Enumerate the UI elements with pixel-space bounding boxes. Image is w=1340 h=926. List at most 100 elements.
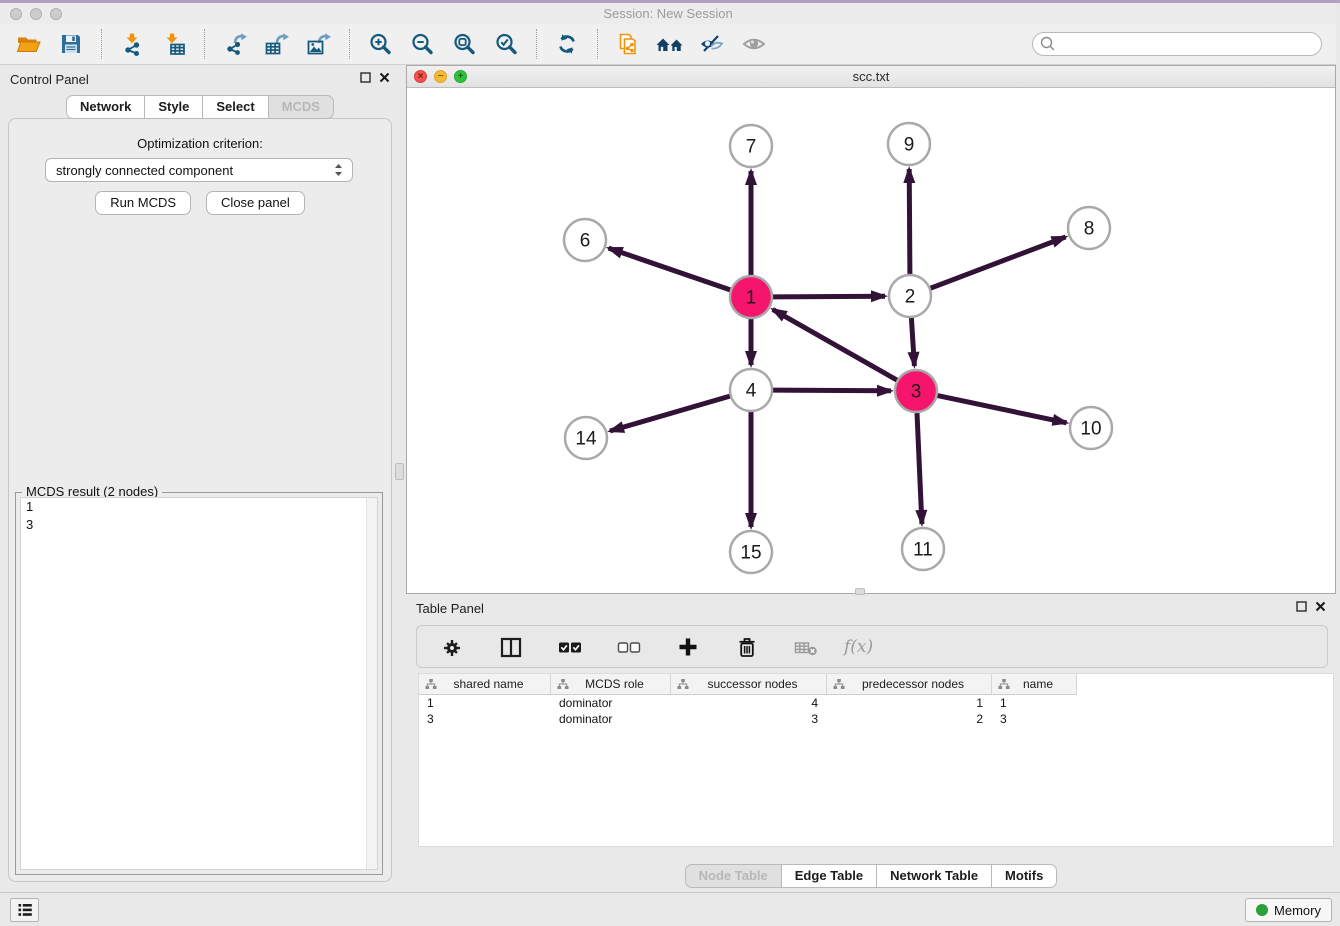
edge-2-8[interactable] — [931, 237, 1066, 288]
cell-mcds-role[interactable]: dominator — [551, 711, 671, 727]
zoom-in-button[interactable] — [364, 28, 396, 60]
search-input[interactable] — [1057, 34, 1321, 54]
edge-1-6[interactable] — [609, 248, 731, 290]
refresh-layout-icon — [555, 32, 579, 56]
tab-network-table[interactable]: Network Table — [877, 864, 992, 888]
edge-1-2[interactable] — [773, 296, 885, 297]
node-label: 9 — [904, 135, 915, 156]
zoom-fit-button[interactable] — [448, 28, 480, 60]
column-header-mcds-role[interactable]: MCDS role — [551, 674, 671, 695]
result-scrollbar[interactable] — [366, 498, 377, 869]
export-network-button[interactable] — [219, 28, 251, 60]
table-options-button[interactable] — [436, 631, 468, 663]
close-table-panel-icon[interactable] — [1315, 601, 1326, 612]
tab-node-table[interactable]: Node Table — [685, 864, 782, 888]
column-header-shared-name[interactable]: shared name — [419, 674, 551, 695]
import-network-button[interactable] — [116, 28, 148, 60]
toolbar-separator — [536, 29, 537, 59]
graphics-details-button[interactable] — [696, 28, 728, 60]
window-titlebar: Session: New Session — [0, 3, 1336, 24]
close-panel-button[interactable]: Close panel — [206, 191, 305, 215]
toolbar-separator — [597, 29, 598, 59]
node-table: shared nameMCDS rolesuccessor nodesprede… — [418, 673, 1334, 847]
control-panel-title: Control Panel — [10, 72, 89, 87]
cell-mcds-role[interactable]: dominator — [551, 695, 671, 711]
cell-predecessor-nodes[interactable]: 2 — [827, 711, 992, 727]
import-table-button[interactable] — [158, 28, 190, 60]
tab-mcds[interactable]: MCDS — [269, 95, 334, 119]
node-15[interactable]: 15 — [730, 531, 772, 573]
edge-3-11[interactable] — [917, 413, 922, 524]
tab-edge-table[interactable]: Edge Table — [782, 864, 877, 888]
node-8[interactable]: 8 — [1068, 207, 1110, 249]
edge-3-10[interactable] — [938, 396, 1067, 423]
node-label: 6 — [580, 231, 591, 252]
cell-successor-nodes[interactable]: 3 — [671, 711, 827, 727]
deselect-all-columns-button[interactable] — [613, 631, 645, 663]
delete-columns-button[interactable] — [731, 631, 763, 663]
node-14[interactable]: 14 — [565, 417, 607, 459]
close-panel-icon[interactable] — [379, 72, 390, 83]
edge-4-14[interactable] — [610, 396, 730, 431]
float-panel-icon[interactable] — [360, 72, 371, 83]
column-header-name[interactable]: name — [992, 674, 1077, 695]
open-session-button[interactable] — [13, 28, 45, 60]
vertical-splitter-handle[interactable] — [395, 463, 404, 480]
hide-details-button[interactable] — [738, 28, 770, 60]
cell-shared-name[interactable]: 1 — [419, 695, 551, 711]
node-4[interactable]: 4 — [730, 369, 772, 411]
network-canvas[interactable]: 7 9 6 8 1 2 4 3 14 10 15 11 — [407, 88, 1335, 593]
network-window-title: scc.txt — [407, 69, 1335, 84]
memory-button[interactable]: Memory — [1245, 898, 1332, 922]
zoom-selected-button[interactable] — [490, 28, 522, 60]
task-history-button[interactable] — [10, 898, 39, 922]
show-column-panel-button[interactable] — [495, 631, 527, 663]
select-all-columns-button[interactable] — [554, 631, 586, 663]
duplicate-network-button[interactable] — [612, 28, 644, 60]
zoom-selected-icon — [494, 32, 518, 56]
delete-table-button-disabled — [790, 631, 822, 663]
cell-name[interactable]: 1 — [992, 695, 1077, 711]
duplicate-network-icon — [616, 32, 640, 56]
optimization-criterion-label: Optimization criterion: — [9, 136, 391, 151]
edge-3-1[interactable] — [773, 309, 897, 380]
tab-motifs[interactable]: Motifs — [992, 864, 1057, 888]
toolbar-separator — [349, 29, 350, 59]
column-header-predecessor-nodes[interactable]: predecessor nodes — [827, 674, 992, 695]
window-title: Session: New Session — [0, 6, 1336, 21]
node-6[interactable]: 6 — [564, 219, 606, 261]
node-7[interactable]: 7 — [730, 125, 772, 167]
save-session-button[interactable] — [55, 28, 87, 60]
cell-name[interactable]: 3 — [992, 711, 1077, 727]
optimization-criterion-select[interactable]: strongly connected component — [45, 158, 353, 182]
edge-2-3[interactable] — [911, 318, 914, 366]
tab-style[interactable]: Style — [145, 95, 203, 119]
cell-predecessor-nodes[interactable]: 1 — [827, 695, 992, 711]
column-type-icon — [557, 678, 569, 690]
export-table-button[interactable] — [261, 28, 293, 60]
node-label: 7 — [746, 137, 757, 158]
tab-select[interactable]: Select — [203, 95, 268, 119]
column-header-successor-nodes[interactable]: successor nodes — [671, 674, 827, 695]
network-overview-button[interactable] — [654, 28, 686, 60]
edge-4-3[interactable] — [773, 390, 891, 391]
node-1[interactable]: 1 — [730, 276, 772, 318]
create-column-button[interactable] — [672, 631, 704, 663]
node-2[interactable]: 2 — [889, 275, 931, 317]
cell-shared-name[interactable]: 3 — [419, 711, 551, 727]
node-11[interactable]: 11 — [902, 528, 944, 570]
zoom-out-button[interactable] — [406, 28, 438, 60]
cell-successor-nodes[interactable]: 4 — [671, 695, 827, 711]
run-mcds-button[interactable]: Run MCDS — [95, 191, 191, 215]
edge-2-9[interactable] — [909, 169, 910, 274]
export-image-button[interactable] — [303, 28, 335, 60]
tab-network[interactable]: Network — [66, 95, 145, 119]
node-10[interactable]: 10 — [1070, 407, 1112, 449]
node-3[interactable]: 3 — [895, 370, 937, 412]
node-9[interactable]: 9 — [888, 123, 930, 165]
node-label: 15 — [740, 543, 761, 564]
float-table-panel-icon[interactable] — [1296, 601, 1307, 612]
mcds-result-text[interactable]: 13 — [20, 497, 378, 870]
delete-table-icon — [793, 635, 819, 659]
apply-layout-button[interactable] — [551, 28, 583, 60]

**Short task**
Copy out the lines from the line containing "edge-2-8[interactable] — [931, 237, 1066, 288]" to the line containing "tab-network-table[interactable]: Network Table", both included, precisely as they appear.

**Exercise solution**
edge-2-8[interactable] — [931, 237, 1066, 288]
cell-mcds-role[interactable]: dominator — [551, 711, 671, 727]
zoom-in-button[interactable] — [364, 28, 396, 60]
search-input[interactable] — [1057, 34, 1321, 54]
edge-1-6[interactable] — [609, 248, 731, 290]
refresh-layout-icon — [555, 32, 579, 56]
tab-network-table[interactable]: Network Table — [877, 864, 992, 888]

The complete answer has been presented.